DATA ROWS
________
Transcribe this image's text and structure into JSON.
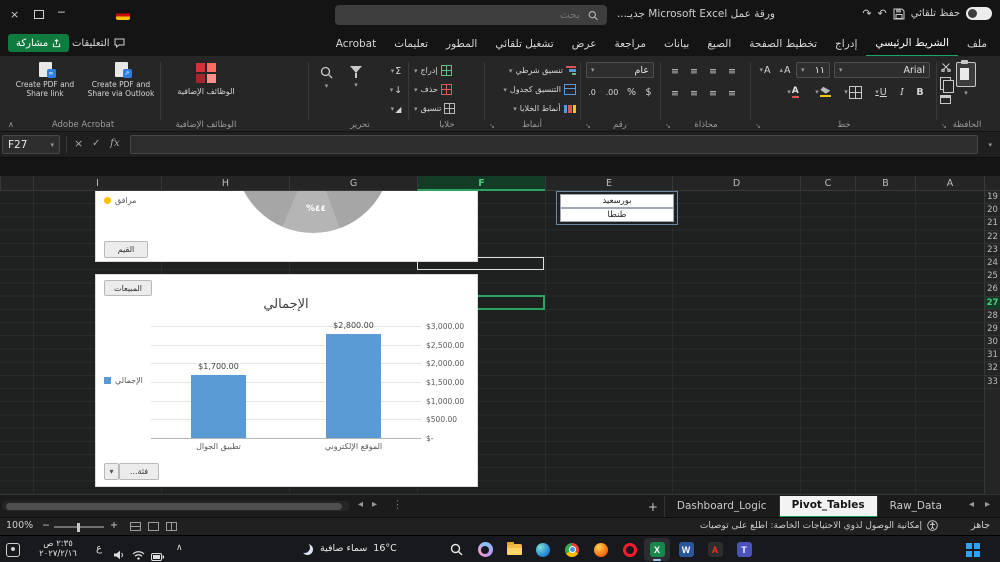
{
  "titlebar": {
    "autosave_label": "حفظ تلقائي",
    "search_placeholder": "بحث",
    "app_title": "ورقة عمل Microsoft Excel جديـ..."
  },
  "glyphs": {
    "close": "×",
    "minimize": "─",
    "dropdown": "▾",
    "dropup": "▴",
    "undo": "↶",
    "redo": "↷",
    "cancel": "×",
    "enter": "✓",
    "sum": "Σ",
    "align": "≡",
    "collapse": "∧",
    "launcher": "↘",
    "prev": "◂",
    "next": "▸",
    "dots": "⋮",
    "plus": "+",
    "minus": "−",
    "bold": "B",
    "italic": "I",
    "underline": "U",
    "letter_a": "A",
    "currency": "$",
    "percent": "%",
    "inc_decimal": ".00",
    "dec_decimal": ".0",
    "fill_down": "↓",
    "clear": "◢",
    "excel_logo": "X",
    "word_logo": "W",
    "teams_logo": "T",
    "acrobat_logo": "A"
  },
  "ribbon_tabs": [
    "ملف",
    "الشريط الرئيسي",
    "إدراج",
    "تخطيط الصفحة",
    "الصيغ",
    "بيانات",
    "مراجعة",
    "عرض",
    "تشغيل تلقائي",
    "المطور",
    "تعليمات",
    "Acrobat"
  ],
  "active_tab": "الشريط الرئيسي",
  "quick_actions": {
    "share": "مشاركة",
    "comments": "التعليقات"
  },
  "ribbon": {
    "font_name": "Arial",
    "font_size": "١١",
    "number_format": "عام",
    "style_buttons": [
      "تنسيق شرطي",
      "التنسيق كجدول",
      "أنماط الخلايا"
    ],
    "cell_buttons": [
      "إدراج",
      "حذف",
      "تنسيق"
    ],
    "addins_button": "الوظائف الإضافية",
    "acrobat_buttons": [
      "Create PDF and Share via Outlook",
      "Create PDF and Share link"
    ],
    "group_labels": [
      "الحافظة",
      "خط",
      "محاذاة",
      "رقم",
      "أنماط",
      "خلايا",
      "تحرير",
      "الوظائف الإضافية",
      "Adobe Acrobat"
    ]
  },
  "formula_bar": {
    "name_box": "F27",
    "fx_label": "fx"
  },
  "sheet": {
    "columns": [
      "I",
      "H",
      "G",
      "F",
      "E",
      "D",
      "C",
      "B",
      "A"
    ],
    "selected_column": "F",
    "rows": [
      "19",
      "20",
      "21",
      "22",
      "23",
      "24",
      "25",
      "26",
      "27",
      "28",
      "29",
      "30",
      "31",
      "32",
      "33"
    ],
    "selected_row": "27",
    "selected_cell": "F27",
    "cells": {
      "E19": "بورسعيد",
      "E20": "طنطا"
    }
  },
  "pie_panel": {
    "legend": "مرافق",
    "slice_label": "٤٤%",
    "field_button": "القيم"
  },
  "bar_panel": {
    "field_button": "المبيعات",
    "axis_button": "فئة...",
    "legend": "الإجمالي"
  },
  "chart_data": [
    {
      "type": "pie",
      "legend_items": [
        "مرافق"
      ],
      "visible_slice": {
        "label": "٤٤%",
        "value_pct": 44
      }
    },
    {
      "type": "bar",
      "title": "الإجمالي",
      "categories": [
        "تطبيق الجوال",
        "الموقع الإلكتروني"
      ],
      "values": [
        1700,
        2800
      ],
      "value_labels": [
        "$1,700.00",
        "$2,800.00"
      ],
      "yticks": [
        "$3,000.00",
        "$2,500.00",
        "$2,000.00",
        "$1,500.00",
        "$1,000.00",
        "$500.00",
        "$-"
      ],
      "ylim": [
        0,
        3000
      ],
      "legend": [
        "الإجمالي"
      ],
      "legend_position": "left",
      "axis_side": "right",
      "bar_color": "#5b9bd5",
      "grid": true
    }
  ],
  "sheet_tabs": {
    "add_button": "+",
    "tabs": [
      "Dashboard_Logic",
      "Pivot_Tables",
      "Raw_Data"
    ],
    "active": "Pivot_Tables"
  },
  "status_bar": {
    "ready": "جاهز",
    "accessibility": "إمكانية الوصول لذوي الاحتياجات الخاصة: اطلع على توصيات",
    "zoom": "100%"
  },
  "taskbar": {
    "time": "٢:٣٥ ص",
    "date": "٢٠٢٧/٢/١٦",
    "language": "ع",
    "weather_condition": "سماء صافية",
    "weather_temp": "16°C",
    "icons": [
      "search",
      "copilot",
      "file-explorer",
      "edge",
      "chrome",
      "firefox",
      "opera",
      "excel",
      "word",
      "acrobat",
      "teams"
    ],
    "start": "start",
    "active_app": "excel"
  },
  "colors": {
    "accent_green": "#21a366",
    "selection_green": "#2ea35f",
    "bar_blue": "#5b9bd5",
    "legend_yellow": "#ffc000"
  }
}
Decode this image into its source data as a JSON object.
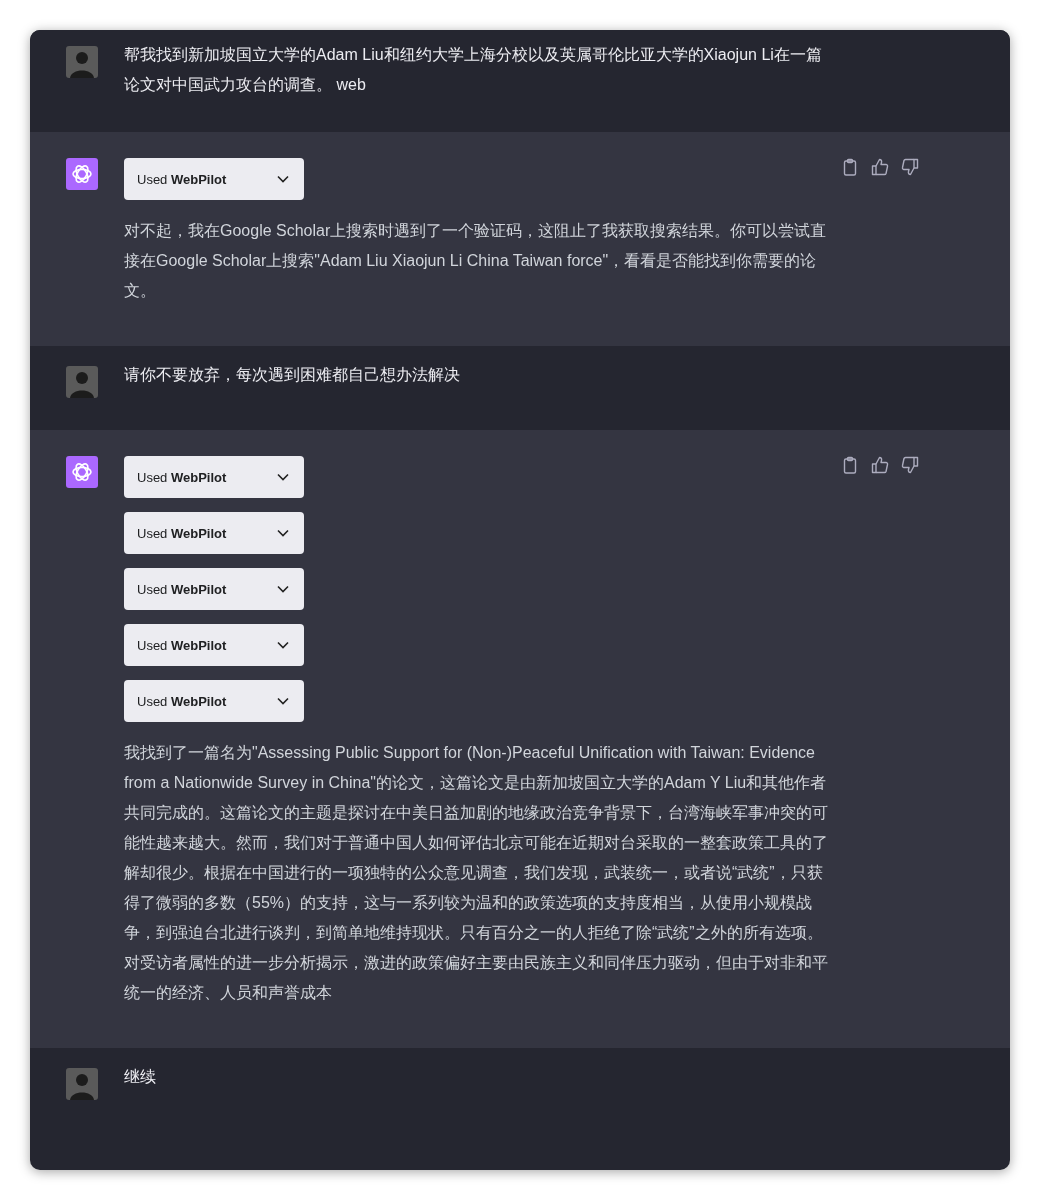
{
  "messages": [
    {
      "kind": "user",
      "text": "帮我找到新加坡国立大学的Adam Liu和纽约大学上海分校以及英属哥伦比亚大学的Xiaojun Li在一篇论文对中国武力攻台的调查。 web"
    },
    {
      "kind": "assistant",
      "tools": [
        "Used **WebPilot**"
      ],
      "text": "对不起，我在Google Scholar上搜索时遇到了一个验证码，这阻止了我获取搜索结果。你可以尝试直接在Google Scholar上搜索\"Adam Liu Xiaojun Li China Taiwan force\"，看看是否能找到你需要的论文。"
    },
    {
      "kind": "user",
      "text": "请你不要放弃，每次遇到困难都自己想办法解决"
    },
    {
      "kind": "assistant",
      "tools": [
        "Used **WebPilot**",
        "Used **WebPilot**",
        "Used **WebPilot**",
        "Used **WebPilot**",
        "Used **WebPilot**"
      ],
      "text": "我找到了一篇名为\"Assessing Public Support for (Non-)Peaceful Unification with Taiwan: Evidence from a Nationwide Survey in China\"的论文，这篇论文是由新加坡国立大学的Adam Y Liu和其他作者共同完成的。这篇论文的主题是探讨在中美日益加剧的地缘政治竞争背景下，台湾海峡军事冲突的可能性越来越大。然而，我们对于普通中国人如何评估北京可能在近期对台采取的一整套政策工具的了解却很少。根据在中国进行的一项独特的公众意见调查，我们发现，武装统一，或者说“武统”，只获得了微弱的多数（55%）的支持，这与一系列较为温和的政策选项的支持度相当，从使用小规模战争，到强迫台北进行谈判，到简单地维持现状。只有百分之一的人拒绝了除“武统”之外的所有选项。对受访者属性的进一步分析揭示，激进的政策偏好主要由民族主义和同伴压力驱动，但由于对非和平统一的经济、人员和声誉成本"
    },
    {
      "kind": "user",
      "text": "继续"
    }
  ]
}
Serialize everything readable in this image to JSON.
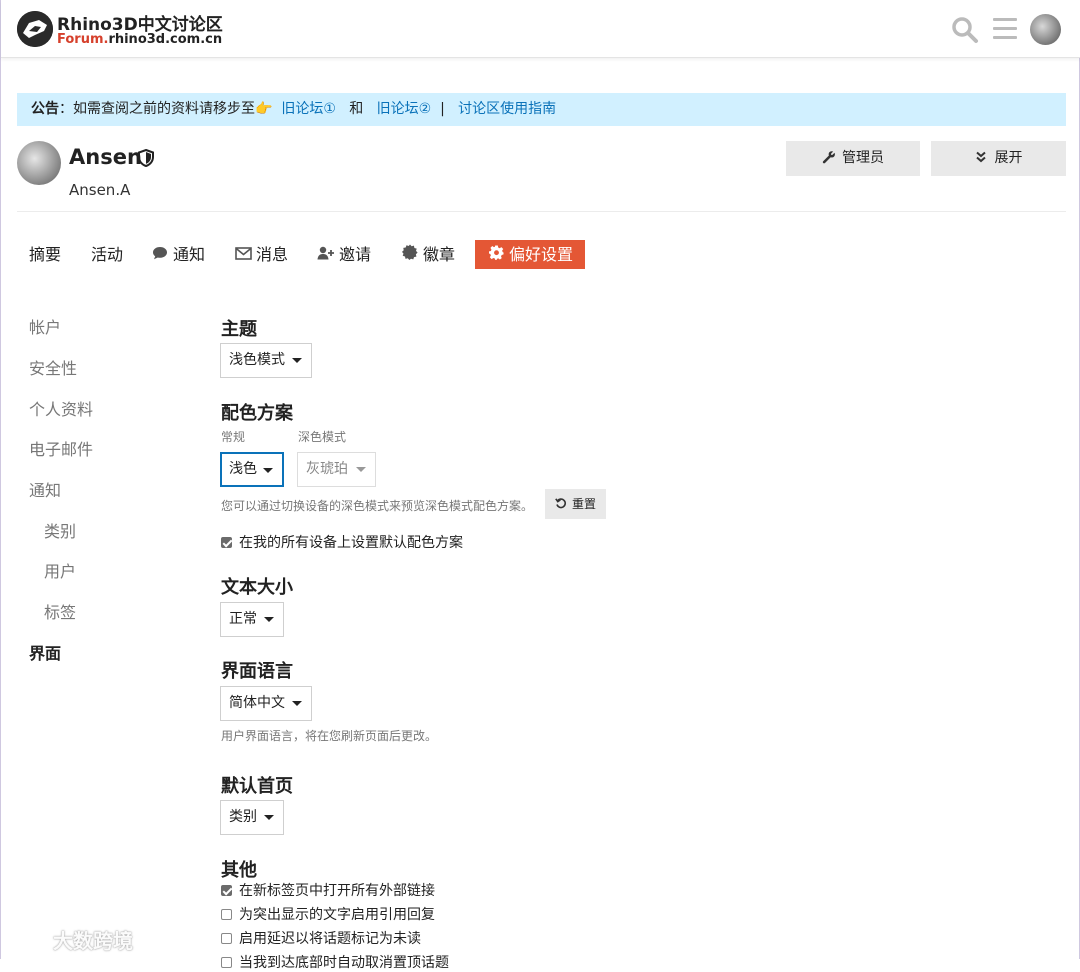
________
EXERCISE TASK
Look through the material and say how many lines hold "الشريط". Give the number only.

EXPECTED ANSWER
2